(Spatial layout entries)
+ + +

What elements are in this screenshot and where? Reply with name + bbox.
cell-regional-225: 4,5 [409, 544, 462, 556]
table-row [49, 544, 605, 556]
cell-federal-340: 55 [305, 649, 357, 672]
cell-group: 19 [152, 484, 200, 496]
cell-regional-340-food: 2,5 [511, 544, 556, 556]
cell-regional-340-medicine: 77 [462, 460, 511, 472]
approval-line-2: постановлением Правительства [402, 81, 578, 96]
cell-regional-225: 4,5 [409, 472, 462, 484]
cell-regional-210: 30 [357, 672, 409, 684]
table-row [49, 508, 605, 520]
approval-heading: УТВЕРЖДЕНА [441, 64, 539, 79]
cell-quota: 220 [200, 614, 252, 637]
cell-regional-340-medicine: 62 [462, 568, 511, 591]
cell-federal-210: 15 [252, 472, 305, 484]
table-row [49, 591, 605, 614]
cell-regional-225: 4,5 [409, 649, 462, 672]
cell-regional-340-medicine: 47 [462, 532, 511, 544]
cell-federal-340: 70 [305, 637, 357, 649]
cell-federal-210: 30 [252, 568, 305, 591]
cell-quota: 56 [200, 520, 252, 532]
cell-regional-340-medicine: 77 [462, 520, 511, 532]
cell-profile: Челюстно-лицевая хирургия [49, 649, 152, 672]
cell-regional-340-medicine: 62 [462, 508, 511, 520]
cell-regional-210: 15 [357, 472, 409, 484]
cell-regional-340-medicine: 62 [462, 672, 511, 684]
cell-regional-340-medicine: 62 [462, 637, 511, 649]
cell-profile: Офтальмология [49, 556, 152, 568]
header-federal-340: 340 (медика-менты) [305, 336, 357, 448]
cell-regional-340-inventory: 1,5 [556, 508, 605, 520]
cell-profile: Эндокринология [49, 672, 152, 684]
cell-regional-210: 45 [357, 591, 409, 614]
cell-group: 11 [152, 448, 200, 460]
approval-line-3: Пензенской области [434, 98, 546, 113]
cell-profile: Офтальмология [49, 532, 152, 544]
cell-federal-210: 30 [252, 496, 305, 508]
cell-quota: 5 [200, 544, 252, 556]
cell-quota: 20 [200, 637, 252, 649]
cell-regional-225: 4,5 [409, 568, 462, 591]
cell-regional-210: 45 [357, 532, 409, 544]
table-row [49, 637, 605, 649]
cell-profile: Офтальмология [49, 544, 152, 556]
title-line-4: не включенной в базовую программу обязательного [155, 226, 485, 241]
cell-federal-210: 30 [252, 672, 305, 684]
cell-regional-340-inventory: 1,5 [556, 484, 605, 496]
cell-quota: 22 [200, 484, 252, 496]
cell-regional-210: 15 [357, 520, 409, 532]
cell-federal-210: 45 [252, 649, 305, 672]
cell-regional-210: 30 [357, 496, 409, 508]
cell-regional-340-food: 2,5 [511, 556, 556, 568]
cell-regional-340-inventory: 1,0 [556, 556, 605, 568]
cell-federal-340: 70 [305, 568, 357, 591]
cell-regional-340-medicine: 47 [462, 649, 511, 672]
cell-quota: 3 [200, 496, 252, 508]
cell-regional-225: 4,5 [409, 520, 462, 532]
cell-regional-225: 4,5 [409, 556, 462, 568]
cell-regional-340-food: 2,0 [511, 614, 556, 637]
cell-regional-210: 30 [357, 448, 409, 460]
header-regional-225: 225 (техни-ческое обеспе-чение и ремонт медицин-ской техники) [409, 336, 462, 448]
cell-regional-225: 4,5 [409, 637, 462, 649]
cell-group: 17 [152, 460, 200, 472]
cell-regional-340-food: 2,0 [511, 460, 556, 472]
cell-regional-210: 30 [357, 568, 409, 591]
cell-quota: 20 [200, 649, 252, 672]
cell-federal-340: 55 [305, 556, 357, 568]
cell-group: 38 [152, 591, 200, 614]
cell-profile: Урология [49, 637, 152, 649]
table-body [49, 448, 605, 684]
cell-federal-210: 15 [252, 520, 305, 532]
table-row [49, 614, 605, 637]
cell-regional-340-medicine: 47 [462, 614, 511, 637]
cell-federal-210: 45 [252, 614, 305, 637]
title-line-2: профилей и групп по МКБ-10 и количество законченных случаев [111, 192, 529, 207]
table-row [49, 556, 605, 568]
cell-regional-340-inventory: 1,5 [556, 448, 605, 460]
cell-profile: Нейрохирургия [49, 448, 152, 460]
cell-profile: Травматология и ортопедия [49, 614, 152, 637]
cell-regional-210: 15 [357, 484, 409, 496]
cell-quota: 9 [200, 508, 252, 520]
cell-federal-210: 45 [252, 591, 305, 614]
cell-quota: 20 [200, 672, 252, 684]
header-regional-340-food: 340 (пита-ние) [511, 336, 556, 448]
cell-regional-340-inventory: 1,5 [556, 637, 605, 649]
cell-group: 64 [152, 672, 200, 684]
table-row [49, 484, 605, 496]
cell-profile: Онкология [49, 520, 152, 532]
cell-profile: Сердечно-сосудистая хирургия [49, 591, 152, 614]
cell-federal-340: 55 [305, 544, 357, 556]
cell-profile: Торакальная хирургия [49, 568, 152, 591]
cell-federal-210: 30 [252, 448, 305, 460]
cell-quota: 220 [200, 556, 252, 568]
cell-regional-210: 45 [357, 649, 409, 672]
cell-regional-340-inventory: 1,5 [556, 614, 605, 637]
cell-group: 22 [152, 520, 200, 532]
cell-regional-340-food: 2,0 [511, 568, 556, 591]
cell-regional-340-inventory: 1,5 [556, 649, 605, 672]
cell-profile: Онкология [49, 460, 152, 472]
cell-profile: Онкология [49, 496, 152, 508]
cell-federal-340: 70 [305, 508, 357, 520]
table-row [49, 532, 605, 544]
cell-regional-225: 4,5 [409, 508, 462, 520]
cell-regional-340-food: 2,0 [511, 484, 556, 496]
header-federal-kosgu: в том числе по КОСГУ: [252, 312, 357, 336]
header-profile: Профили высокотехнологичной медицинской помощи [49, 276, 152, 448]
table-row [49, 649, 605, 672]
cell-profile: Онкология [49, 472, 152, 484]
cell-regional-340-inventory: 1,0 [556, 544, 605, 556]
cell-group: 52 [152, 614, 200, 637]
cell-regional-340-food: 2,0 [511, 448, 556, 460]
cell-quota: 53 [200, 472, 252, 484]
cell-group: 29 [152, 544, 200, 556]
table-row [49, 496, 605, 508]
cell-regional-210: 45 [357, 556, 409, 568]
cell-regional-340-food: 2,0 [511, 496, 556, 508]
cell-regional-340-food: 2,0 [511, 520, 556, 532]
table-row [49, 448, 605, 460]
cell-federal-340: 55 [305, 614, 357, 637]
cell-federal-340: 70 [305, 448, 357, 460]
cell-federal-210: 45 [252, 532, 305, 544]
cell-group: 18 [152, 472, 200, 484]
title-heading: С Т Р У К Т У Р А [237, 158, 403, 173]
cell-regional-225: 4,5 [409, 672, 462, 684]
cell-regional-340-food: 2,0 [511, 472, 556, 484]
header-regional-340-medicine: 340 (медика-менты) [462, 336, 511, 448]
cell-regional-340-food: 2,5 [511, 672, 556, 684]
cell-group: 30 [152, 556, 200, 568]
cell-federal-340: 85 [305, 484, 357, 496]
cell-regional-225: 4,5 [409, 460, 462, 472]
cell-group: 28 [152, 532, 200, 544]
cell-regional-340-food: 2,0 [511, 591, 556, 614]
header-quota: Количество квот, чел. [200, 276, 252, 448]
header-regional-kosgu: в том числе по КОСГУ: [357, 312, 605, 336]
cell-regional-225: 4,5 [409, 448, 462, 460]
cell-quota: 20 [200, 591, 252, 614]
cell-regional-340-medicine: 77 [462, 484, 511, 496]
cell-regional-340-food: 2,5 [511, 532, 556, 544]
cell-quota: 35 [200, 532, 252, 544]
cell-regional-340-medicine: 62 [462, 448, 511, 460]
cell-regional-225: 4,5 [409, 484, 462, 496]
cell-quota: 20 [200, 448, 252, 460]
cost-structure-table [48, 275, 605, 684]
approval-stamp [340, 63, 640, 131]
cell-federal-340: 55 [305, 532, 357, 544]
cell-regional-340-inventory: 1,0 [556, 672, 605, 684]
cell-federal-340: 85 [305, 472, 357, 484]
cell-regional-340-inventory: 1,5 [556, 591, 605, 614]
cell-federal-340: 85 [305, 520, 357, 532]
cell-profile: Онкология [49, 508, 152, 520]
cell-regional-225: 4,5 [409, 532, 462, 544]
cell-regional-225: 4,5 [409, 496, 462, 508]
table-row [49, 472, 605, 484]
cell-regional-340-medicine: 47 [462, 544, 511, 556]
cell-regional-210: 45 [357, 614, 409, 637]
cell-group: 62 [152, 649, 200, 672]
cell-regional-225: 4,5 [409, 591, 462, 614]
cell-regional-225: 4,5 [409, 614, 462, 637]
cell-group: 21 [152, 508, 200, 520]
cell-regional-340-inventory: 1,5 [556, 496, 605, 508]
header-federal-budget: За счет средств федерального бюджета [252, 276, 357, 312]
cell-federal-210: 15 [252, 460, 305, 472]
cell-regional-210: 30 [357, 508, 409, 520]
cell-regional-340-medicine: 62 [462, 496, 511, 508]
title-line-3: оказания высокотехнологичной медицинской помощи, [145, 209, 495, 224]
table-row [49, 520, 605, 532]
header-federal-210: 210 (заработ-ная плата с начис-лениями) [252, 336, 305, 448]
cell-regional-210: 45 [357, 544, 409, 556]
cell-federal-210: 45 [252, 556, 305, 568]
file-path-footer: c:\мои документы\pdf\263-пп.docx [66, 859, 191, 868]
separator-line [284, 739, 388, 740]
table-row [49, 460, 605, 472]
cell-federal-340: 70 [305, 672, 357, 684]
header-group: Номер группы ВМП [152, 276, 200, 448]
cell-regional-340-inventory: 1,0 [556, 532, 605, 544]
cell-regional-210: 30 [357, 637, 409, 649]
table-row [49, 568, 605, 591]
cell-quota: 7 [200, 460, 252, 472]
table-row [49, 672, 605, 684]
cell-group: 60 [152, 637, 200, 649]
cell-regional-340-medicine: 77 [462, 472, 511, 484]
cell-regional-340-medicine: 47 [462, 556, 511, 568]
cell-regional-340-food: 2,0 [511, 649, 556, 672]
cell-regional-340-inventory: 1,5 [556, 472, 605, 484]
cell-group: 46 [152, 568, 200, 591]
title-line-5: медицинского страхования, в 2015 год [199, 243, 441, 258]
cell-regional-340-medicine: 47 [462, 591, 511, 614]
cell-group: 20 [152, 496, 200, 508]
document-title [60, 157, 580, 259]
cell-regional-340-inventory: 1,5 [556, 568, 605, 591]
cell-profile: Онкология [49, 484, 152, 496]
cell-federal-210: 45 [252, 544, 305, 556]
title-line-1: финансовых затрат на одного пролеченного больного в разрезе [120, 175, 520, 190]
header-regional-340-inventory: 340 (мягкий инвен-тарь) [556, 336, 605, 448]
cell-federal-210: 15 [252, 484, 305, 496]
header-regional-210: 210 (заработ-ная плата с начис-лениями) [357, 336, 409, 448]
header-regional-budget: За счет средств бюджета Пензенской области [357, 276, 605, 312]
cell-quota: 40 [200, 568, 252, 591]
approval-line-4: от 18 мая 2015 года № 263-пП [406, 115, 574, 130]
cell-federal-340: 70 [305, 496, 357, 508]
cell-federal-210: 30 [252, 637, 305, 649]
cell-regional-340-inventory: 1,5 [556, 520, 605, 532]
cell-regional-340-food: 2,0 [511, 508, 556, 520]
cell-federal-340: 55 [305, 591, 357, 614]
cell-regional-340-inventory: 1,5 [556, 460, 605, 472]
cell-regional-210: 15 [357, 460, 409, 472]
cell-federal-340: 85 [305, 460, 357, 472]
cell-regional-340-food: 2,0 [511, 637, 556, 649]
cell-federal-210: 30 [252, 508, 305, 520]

+ + +

TASK INSTRUCTIONS.
Rewrite the rows from the first one through the line containing "approval-heading: УТВЕРЖДЕНА [441, 64, 539, 79]", inclusive, with every "table-row" changed to "data-row" and nothing else altered.

EXERCISE OUTPUT.
What elements are in this screenshot and where? Reply with name + bbox.
cell-regional-225: 4,5 [409, 544, 462, 556]
data-row [49, 544, 605, 556]
cell-federal-340: 55 [305, 649, 357, 672]
cell-group: 19 [152, 484, 200, 496]
cell-regional-340-food: 2,5 [511, 544, 556, 556]
cell-regional-340-medicine: 77 [462, 460, 511, 472]
approval-line-2: постановлением Правительства [402, 81, 578, 96]
cell-regional-225: 4,5 [409, 472, 462, 484]
cell-regional-210: 30 [357, 672, 409, 684]
data-row [49, 508, 605, 520]
approval-heading: УТВЕРЖДЕНА [441, 64, 539, 79]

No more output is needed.